## START TASK DATA

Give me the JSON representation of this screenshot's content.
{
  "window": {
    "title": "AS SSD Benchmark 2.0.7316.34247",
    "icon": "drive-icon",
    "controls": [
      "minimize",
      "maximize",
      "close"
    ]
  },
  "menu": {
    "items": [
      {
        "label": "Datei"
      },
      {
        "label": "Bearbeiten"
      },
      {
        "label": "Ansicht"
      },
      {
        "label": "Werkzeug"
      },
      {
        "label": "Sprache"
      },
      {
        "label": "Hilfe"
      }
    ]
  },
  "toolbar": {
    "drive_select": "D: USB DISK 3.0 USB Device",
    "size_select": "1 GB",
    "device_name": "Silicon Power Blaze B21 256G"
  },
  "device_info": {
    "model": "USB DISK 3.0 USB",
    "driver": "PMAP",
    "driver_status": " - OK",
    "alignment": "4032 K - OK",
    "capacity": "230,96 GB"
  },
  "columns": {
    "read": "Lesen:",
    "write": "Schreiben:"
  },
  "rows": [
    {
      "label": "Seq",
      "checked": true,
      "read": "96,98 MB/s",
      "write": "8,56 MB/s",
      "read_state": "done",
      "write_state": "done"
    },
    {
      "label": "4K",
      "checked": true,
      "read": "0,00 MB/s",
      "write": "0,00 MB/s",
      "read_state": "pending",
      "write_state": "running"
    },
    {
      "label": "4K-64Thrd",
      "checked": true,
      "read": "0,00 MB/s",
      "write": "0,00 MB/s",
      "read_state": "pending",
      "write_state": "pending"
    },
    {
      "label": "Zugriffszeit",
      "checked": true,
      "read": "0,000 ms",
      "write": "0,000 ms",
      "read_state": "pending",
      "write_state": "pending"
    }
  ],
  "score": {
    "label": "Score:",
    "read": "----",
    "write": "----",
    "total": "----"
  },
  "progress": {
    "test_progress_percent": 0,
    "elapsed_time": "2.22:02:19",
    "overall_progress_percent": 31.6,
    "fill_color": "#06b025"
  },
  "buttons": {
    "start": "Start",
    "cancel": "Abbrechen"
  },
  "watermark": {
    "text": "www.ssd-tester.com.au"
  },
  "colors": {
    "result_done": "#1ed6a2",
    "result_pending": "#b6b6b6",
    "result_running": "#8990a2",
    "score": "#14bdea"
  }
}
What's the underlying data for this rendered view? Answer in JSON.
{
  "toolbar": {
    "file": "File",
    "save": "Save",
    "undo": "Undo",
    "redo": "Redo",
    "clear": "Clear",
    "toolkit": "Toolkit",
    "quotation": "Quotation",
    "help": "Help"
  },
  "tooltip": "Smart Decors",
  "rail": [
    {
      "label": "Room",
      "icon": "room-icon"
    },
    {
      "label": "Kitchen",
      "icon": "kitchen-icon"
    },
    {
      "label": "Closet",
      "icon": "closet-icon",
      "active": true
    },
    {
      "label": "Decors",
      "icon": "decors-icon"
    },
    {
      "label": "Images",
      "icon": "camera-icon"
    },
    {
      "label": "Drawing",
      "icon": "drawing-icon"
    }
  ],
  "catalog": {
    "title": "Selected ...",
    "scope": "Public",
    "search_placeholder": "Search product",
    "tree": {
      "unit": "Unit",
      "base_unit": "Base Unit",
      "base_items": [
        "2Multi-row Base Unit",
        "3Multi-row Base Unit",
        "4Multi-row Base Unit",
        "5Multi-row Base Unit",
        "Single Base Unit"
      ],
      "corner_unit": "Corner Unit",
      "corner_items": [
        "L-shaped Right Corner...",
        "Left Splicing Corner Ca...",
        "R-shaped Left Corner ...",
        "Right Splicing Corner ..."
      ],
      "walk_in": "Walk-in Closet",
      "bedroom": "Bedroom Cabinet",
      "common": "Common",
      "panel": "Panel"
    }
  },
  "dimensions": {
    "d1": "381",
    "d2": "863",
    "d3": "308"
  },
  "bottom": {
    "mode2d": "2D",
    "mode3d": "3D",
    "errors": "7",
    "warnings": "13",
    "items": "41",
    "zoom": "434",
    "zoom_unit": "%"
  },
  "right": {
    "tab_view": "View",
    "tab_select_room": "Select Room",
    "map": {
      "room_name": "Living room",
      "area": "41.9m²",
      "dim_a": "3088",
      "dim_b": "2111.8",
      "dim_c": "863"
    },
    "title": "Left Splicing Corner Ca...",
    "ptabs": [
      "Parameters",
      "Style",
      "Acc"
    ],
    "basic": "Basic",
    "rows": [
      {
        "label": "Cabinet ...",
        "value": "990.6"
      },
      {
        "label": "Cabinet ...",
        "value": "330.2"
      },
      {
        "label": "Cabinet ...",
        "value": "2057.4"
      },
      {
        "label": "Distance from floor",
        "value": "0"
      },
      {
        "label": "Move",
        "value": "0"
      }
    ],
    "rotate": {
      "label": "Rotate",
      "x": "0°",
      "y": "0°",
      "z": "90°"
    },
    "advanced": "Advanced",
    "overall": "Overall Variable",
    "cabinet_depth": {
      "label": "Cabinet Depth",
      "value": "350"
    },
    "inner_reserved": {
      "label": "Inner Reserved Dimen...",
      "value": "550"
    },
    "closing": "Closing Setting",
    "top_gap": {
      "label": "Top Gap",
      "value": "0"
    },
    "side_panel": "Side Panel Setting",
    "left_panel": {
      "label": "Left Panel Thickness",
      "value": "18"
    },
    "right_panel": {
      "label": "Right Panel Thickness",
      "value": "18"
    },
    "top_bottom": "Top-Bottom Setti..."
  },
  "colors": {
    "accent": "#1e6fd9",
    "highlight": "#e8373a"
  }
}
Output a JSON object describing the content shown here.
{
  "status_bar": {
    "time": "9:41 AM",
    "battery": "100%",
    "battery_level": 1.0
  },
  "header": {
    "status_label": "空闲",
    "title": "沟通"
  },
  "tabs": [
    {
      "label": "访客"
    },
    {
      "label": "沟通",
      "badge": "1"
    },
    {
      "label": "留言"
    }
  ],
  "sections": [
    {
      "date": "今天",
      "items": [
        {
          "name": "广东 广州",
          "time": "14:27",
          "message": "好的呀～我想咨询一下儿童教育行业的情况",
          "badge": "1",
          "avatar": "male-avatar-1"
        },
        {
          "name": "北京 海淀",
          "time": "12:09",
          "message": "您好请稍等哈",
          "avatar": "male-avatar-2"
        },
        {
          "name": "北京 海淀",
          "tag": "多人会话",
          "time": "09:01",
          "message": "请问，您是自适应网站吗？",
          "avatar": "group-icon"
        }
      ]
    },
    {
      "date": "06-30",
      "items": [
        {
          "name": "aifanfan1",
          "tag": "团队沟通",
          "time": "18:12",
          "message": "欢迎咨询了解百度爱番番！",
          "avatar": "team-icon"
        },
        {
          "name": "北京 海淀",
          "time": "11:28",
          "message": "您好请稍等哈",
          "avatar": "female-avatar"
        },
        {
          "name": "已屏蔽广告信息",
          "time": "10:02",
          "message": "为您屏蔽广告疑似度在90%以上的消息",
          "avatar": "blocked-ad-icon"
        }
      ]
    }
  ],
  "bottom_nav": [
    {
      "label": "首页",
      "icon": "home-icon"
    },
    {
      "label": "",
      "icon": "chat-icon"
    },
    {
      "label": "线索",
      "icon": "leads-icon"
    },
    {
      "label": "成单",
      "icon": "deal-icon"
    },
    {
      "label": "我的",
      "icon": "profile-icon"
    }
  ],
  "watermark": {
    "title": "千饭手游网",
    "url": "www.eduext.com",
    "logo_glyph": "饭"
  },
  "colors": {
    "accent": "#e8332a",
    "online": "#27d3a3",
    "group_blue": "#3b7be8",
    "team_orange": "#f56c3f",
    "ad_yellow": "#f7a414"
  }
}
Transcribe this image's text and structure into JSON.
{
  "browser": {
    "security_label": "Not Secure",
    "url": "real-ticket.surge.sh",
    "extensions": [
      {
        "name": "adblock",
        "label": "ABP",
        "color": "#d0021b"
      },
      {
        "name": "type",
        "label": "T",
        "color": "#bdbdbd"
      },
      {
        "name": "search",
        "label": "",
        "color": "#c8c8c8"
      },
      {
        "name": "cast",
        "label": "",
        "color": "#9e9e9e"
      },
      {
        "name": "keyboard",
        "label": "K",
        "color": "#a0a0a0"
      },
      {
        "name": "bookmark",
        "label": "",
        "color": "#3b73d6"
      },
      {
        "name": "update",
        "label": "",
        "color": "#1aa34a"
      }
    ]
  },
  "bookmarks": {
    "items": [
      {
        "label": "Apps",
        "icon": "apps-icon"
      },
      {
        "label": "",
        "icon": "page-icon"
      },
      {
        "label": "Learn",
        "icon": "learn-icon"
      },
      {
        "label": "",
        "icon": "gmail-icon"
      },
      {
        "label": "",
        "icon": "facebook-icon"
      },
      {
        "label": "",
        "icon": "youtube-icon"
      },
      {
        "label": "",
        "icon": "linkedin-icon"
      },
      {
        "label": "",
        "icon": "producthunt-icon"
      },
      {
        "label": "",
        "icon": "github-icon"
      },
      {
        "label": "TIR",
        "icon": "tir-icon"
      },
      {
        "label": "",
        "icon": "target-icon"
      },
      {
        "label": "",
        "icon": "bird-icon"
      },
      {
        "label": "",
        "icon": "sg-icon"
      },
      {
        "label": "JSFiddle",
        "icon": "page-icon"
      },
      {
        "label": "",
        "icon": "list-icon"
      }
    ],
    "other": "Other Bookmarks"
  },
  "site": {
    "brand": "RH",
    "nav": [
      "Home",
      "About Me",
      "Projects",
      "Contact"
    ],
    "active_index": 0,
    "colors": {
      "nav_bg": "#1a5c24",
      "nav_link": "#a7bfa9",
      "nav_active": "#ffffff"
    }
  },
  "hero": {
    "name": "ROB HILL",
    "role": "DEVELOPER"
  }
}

## END TASK DATA

TASK TO CARRY OUT:
Above are lines of data; state how many of them contain the word "Setting", with no other output.

RESULT BELOW:
2